> **TASK PROMPT**: Search the data for the word "params" and copy every line that contains it.

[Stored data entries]
»»
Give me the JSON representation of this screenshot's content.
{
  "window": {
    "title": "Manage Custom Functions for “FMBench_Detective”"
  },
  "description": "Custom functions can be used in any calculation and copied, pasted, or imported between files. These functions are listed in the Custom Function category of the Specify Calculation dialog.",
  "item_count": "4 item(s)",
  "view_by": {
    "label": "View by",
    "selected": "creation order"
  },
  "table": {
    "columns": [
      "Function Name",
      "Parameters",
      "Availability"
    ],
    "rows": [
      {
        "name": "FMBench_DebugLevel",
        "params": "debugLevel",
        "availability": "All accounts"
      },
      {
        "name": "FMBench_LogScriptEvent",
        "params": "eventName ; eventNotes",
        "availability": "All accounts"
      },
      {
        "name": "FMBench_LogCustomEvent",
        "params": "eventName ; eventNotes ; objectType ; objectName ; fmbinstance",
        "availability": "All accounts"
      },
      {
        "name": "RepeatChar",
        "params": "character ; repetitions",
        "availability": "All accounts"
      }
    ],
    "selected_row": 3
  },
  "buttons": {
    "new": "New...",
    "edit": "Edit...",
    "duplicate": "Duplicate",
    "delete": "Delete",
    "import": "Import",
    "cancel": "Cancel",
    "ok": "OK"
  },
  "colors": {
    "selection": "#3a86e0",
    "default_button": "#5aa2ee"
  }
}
««
> **WRITTEN SOLUTION**:
        "params": "debugLevel",
        "params": "eventName ; eventNotes",
        "params": "eventName ; eventNotes ; objectType ; objectName ; fmbinstance",
        "params": "character ; repetitions",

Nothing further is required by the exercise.